> _Instrucciones_
Escribe la continuación del texto sobre la vida política española, no de los registros, a partir de su última oración.

> _Texto para leer_
Y mientras los gobiernos, obligados por el instinto de la propia
conservación y por el interés de bandería, gastaban su actividad y su
fuerza en esas luchas intestinas, otras potencias de Europa marchaban
resueltamente en pos de sus ideales, desenvolviendo una política
internacional con la diplomacia y con las armas, que debía tener por
coronamiento la constitución de grandes nacionalidades fundadas en la
unidad geográfica y en la necesidad estratégica.

Los nobles propósitos con que algunos estadistas ilustres pretendían
sacar a España de su postración, degeneraban en cruel escepticismo:
si tenían fuerza para restablecer el orden material, retrocedían
pusilánimes ante la empresa de volver, sin lastimosas hipocresías, por
los fueros del sentido moral y del sentido jurídico.

Los adversarios del sistema que constituía la base de la organización
del Estado, achacaban a aquel los defectos que acaso no tenían más
origen que las flaquezas de los gobernantes.

Estos a su vez, alardeando siempre de profundo respeto a la legalidad,
apelaban con frecuencia a medidas arbitrarias; y si alguno sentíase
acometido de remordimientos, quizá tranquilizaba fácilmente su
conciencia política considerando lícito extralimitarse en la aplicación
de las leyes y aun falsearlas, suponiendo a los administrados sin
virtudes cívicas y de suyo propensos a eludir y a no respetar aquellas.

Los que aceptaban un mismo principio fundamental y disentían en los
de orden secundario, reñían incesantes batallas, más enconadas cuanto
más afines eran los contendientes, creyendo con dudosa buena fe que
defendían ideas, cuando en el fondo no disputaban más que personas.

En esta época en que se ha realizado un gran progreso en las
costumbres políticas y en la administración pública, no puede menos de
maravillarnos la perversión y falta completa de todo sentimiento de
justicia que presidían a la provisión de los destinos públicos y a las
relaciones entre el Estado y el ciudadano. El valimiento, el favor y
la recomendación eran la fuerza suprema que daba movimiento e impulso
a aquel mecanismo oficial. Aun los espíritus más rectos y justicieros
no podían sustraerse al medio ambiente en que vivían, y acaso sin
darse cuenta de ello muchas veces se hacían cómplices de la iniquidad
cediendo a un falso deber de agradecimiento, a una exigencia de la
amistad o a una atención de la galantería.

El caciquismo que imperaba en los pueblos enseñoreándose de los
Ayuntamientos y de las Diputaciones provinciales, a su calor nacidos,
sometía a la dura ley del vencedor al adversario político o personal,
con el encarnizamiento y el encono propios de las luchas locales; y
el representante del poder central en las provincias, que no podía
prescindir de estas fuerzas para el triunfo de los candidatos que
recomendaba el Gobierno, transigía fácilmente con ellas, y las más
veces era en vano reclamar justicia de quien carecía de autoridad moral
para aplicarla.

> _Datos mostrados_
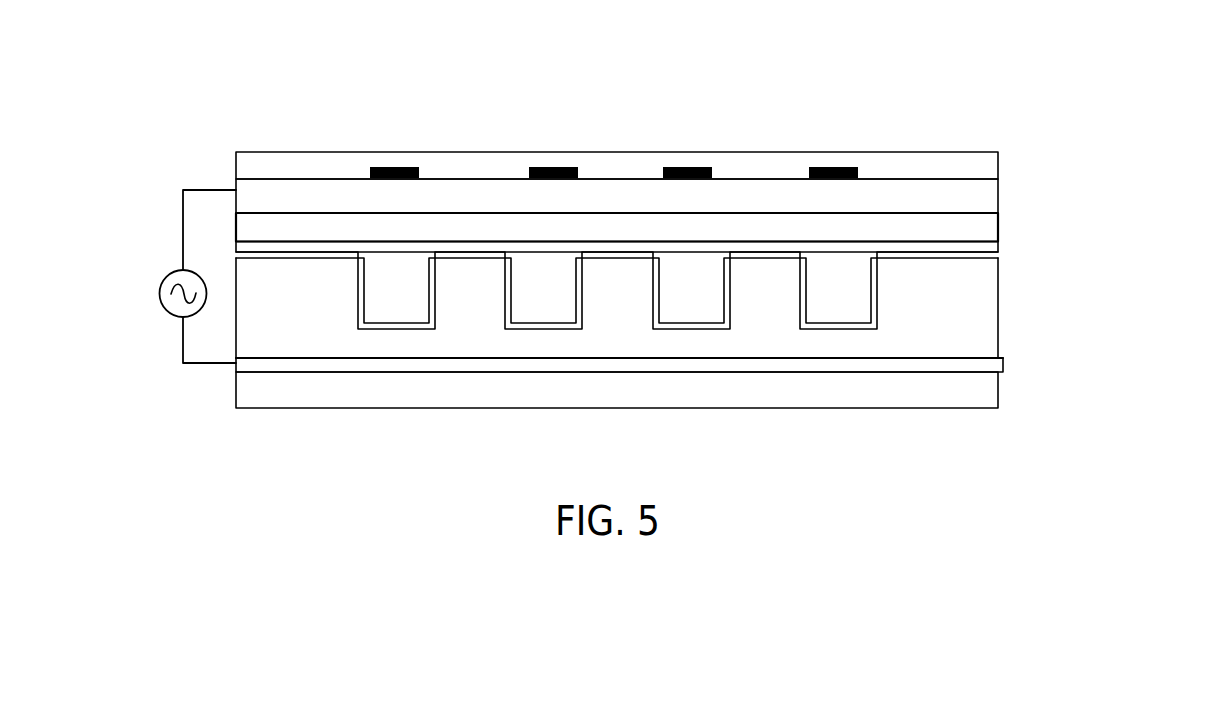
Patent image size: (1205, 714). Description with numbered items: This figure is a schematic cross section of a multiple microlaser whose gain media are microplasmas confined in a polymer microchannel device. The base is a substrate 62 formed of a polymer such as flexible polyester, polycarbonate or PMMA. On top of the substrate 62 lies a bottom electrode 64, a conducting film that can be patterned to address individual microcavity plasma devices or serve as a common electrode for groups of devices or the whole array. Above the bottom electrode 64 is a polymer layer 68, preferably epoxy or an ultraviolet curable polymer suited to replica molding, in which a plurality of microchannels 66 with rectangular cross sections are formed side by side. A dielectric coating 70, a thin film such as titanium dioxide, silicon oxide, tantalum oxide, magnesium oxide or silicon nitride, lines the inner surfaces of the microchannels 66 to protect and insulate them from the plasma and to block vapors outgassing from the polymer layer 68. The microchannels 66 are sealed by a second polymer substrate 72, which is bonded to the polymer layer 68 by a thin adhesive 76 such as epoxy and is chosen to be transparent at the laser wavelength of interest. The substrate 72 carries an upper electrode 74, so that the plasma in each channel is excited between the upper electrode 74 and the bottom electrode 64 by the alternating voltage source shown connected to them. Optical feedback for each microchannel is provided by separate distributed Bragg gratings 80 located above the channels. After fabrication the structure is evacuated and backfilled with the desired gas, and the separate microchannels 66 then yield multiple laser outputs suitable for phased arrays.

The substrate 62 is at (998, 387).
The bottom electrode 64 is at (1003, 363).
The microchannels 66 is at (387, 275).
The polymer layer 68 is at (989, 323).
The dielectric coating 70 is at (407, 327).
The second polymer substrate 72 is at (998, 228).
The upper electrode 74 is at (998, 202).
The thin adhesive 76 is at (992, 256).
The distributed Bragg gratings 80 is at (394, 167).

> _Respuesta_
Los ciudadanos acabaron por perder la fe en la justicia administrativa,
creyendo solo en la eficacia de las influencias, habiéndose impuesto
de tal suerte la costumbre de las recomendaciones, aun con los más
frívolos pretextos, que hubiera parecido notable falta de cortesía
en un hombre urbano no prestarles por lo menos hipócrita atención y
aparente acogida. Y ese afán de apelar al favor lo invadía todo: sus
importunidades ni siquiera respetaban la santidad de los tribunales,
a los que se reclamaba justicia con la imposición de influencias
políticas o sociales, como si aquella pudiera torcerse y quebrantarse,
lo cual en el fondo argüía una grave ofensa a la rectitud de los
magistrados.

Debe, sin embargo, negarse, y dicho sea en honor de la verdad, que los
hombres públicos se convirtiesen en dóciles instrumentos de injustas
pretensiones, cediendo al torpe móvil de la codicia: sus debilidades
nacían del interés político, del espíritu de parcialidad, de una deuda
de gratitud, del amor de familia o de la benevolencia del afecto. Los
caracteres más refractarios a la venalidad del favor, prestaban fácil
oído al soborno del sentimiento.

Y mientras el arte de la política se basaba en las complacencias
personales, la administración arrastraba vida lánguida y perezosa,
siendo la inestabilidad burocrática el más funesto de sus males.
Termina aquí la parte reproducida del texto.